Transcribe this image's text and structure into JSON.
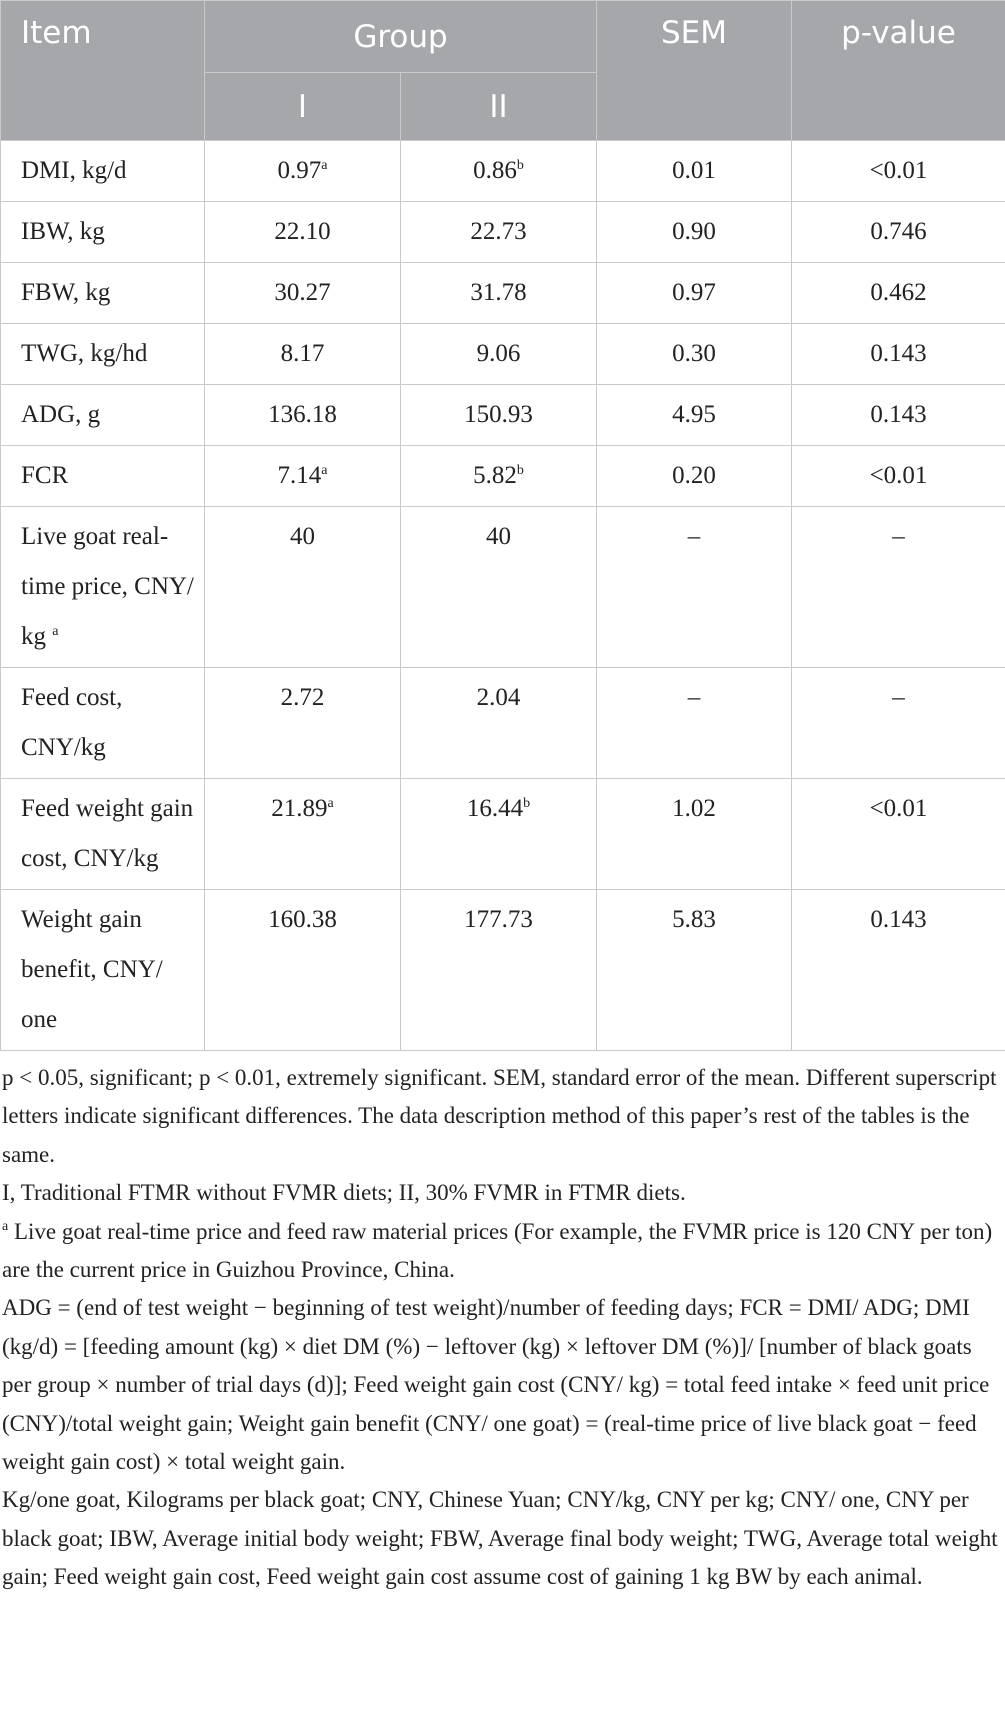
{
  "table": {
    "header": {
      "item": "Item",
      "group": "Group",
      "sem": "SEM",
      "pvalue": "p-value",
      "groups": [
        "I",
        "II"
      ]
    },
    "rows": [
      [
        "DMI, kg/d",
        {
          "text": "0.97",
          "sup": "a"
        },
        {
          "text": "0.86",
          "sup": "b"
        },
        "0.01",
        "<0.01"
      ],
      [
        "IBW, kg",
        "22.10",
        "22.73",
        "0.90",
        "0.746"
      ],
      [
        "FBW, kg",
        "30.27",
        "31.78",
        "0.97",
        "0.462"
      ],
      [
        "TWG, kg/hd",
        "8.17",
        "9.06",
        "0.30",
        "0.143"
      ],
      [
        "ADG, g",
        "136.18",
        "150.93",
        "4.95",
        "0.143"
      ],
      [
        "FCR",
        {
          "text": "7.14",
          "sup": "a"
        },
        {
          "text": "5.82",
          "sup": "b"
        },
        "0.20",
        "<0.01"
      ],
      [
        {
          "text": "Live goat real-time price, CNY/ kg ",
          "sup": "a"
        },
        "40",
        "40",
        "–",
        "–"
      ],
      [
        "Feed cost, CNY/kg",
        "2.72",
        "2.04",
        "–",
        "–"
      ],
      [
        "Feed weight gain cost, CNY/kg",
        {
          "text": "21.89",
          "sup": "a"
        },
        {
          "text": "16.44",
          "sup": "b"
        },
        "1.02",
        "<0.01"
      ],
      [
        "Weight gain benefit, CNY/ one",
        "160.38",
        "177.73",
        "5.83",
        "0.143"
      ]
    ]
  },
  "footnotes": [
    "p < 0.05, significant; p < 0.01, extremely significant. SEM, standard error of the mean. Different superscript letters indicate significant differences. The data description method of this paper’s rest of the tables is the same.",
    "I, Traditional FTMR without FVMR diets; II, 30% FVMR in FTMR diets.",
    {
      "sup": "a",
      "text": " Live goat real-time price and feed raw material prices (For example, the FVMR price is 120 CNY per ton) are the current price in Guizhou Province, China."
    },
    "ADG = (end of test weight − beginning of test weight)/number of feeding days; FCR = DMI/ ADG; DMI (kg/d) = [feeding amount (kg) × diet DM (%) − leftover (kg) × leftover DM (%)]/ [number of black goats per group × number of trial days (d)]; Feed weight gain cost (CNY/ kg) = total feed intake × feed unit price (CNY)/total weight gain; Weight gain benefit (CNY/ one goat) = (real-time price of live black goat − feed weight gain cost) × total weight gain.",
    "Kg/one goat, Kilograms per black goat; CNY, Chinese Yuan; CNY/kg, CNY per kg; CNY/ one, CNY per black goat; IBW, Average initial body weight; FBW, Average final body weight; TWG, Average total weight gain; Feed weight gain cost, Feed weight gain cost assume cost of gaining 1 kg BW by each animal."
  ]
}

* OBJECTIVE: Repeat the data exactly, excluding the pictures.

* RESPONSE BELOW:
Transcribe this image's text and structure into JSON.
{
  "table": {
    "header": {
      "item": "Item",
      "group": "Group",
      "sem": "SEM",
      "pvalue": "p-value",
      "groups": [
        "I",
        "II"
      ]
    },
    "rows": [
      [
        "DMI, kg/d",
        {
          "text": "0.97",
          "sup": "a"
        },
        {
          "text": "0.86",
          "sup": "b"
        },
        "0.01",
        "<0.01"
      ],
      [
        "IBW, kg",
        "22.10",
        "22.73",
        "0.90",
        "0.746"
      ],
      [
        "FBW, kg",
        "30.27",
        "31.78",
        "0.97",
        "0.462"
      ],
      [
        "TWG, kg/hd",
        "8.17",
        "9.06",
        "0.30",
        "0.143"
      ],
      [
        "ADG, g",
        "136.18",
        "150.93",
        "4.95",
        "0.143"
      ],
      [
        "FCR",
        {
          "text": "7.14",
          "sup": "a"
        },
        {
          "text": "5.82",
          "sup": "b"
        },
        "0.20",
        "<0.01"
      ],
      [
        {
          "text": "Live goat real-time price, CNY/ kg ",
          "sup": "a"
        },
        "40",
        "40",
        "–",
        "–"
      ],
      [
        "Feed cost, CNY/kg",
        "2.72",
        "2.04",
        "–",
        "–"
      ],
      [
        "Feed weight gain cost, CNY/kg",
        {
          "text": "21.89",
          "sup": "a"
        },
        {
          "text": "16.44",
          "sup": "b"
        },
        "1.02",
        "<0.01"
      ],
      [
        "Weight gain benefit, CNY/ one",
        "160.38",
        "177.73",
        "5.83",
        "0.143"
      ]
    ]
  },
  "footnotes": [
    "p < 0.05, significant; p < 0.01, extremely significant. SEM, standard error of the mean. Different superscript letters indicate significant differences. The data description method of this paper’s rest of the tables is the same.",
    "I, Traditional FTMR without FVMR diets; II, 30% FVMR in FTMR diets.",
    {
      "sup": "a",
      "text": " Live goat real-time price and feed raw material prices (For example, the FVMR price is 120 CNY per ton) are the current price in Guizhou Province, China."
    },
    "ADG = (end of test weight − beginning of test weight)/number of feeding days; FCR = DMI/ ADG; DMI (kg/d) = [feeding amount (kg) × diet DM (%) − leftover (kg) × leftover DM (%)]/ [number of black goats per group × number of trial days (d)]; Feed weight gain cost (CNY/ kg) = total feed intake × feed unit price (CNY)/total weight gain; Weight gain benefit (CNY/ one goat) = (real-time price of live black goat − feed weight gain cost) × total weight gain.",
    "Kg/one goat, Kilograms per black goat; CNY, Chinese Yuan; CNY/kg, CNY per kg; CNY/ one, CNY per black goat; IBW, Average initial body weight; FBW, Average final body weight; TWG, Average total weight gain; Feed weight gain cost, Feed weight gain cost assume cost of gaining 1 kg BW by each animal."
  ]
}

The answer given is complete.